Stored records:

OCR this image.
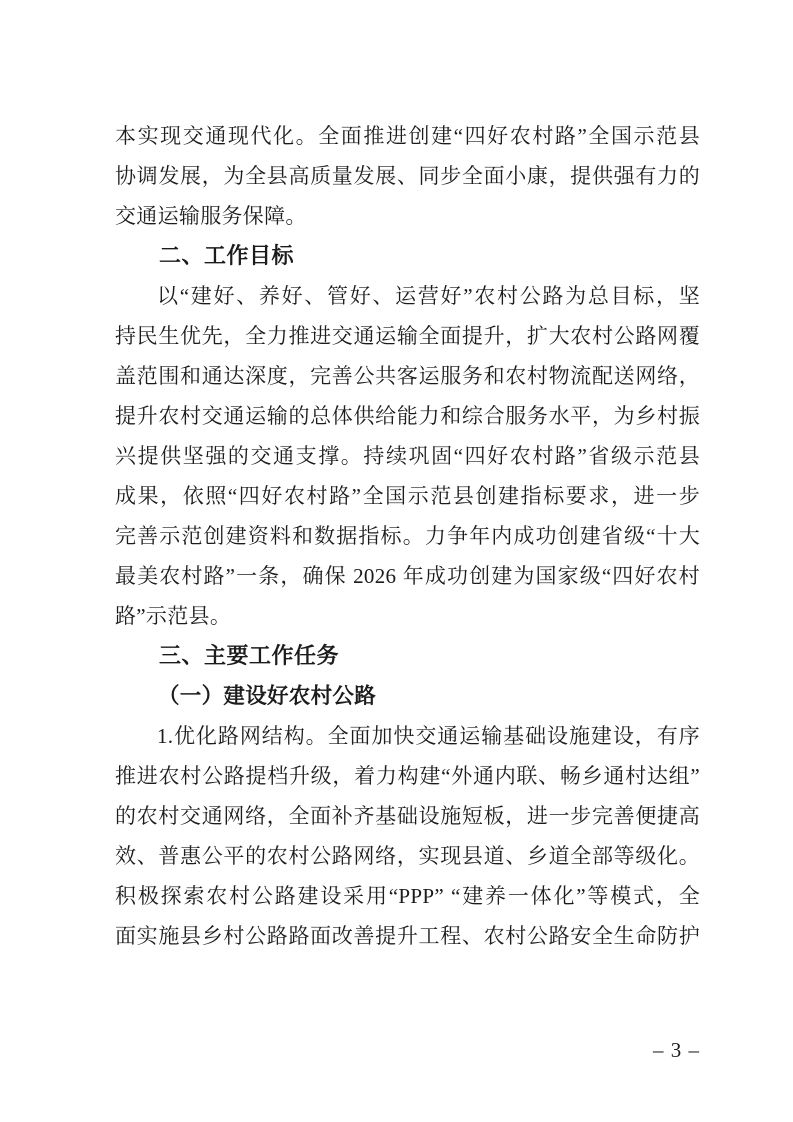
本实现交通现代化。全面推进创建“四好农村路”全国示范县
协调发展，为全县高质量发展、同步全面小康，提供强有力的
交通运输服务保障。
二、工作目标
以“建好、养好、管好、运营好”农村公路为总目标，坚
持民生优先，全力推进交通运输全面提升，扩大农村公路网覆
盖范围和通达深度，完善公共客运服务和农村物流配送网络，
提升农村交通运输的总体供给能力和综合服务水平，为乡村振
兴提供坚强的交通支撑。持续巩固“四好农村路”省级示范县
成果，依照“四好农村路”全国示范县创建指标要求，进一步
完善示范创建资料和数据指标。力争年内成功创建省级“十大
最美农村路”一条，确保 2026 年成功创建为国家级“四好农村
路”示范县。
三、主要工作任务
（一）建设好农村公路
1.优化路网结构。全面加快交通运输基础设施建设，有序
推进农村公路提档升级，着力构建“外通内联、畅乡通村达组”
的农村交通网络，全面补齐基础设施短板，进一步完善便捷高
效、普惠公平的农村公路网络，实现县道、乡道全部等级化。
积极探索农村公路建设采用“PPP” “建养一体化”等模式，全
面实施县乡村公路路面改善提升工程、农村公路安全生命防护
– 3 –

## Task instructions:
Pictures in the records must not appear in the copy; transcribe everything else precisely.

## Exercise answer:
OCR this image.
本实现交通现代化。全面推进创建“四好农村路”全国示范县
协调发展，为全县高质量发展、同步全面小康，提供强有力的
交通运输服务保障。
二、工作目标
以“建好、养好、管好、运营好”农村公路为总目标，坚
持民生优先，全力推进交通运输全面提升，扩大农村公路网覆
盖范围和通达深度，完善公共客运服务和农村物流配送网络，
提升农村交通运输的总体供给能力和综合服务水平，为乡村振
兴提供坚强的交通支撑。持续巩固“四好农村路”省级示范县
成果，依照“四好农村路”全国示范县创建指标要求，进一步
完善示范创建资料和数据指标。力争年内成功创建省级“十大
最美农村路”一条，确保 2026 年成功创建为国家级“四好农村
路”示范县。
三、主要工作任务
（一）建设好农村公路
1.优化路网结构。全面加快交通运输基础设施建设，有序
推进农村公路提档升级，着力构建“外通内联、畅乡通村达组”
的农村交通网络，全面补齐基础设施短板，进一步完善便捷高
效、普惠公平的农村公路网络，实现县道、乡道全部等级化。
积极探索农村公路建设采用“PPP” “建养一体化”等模式，全
面实施县乡村公路路面改善提升工程、农村公路安全生命防护
– 3 –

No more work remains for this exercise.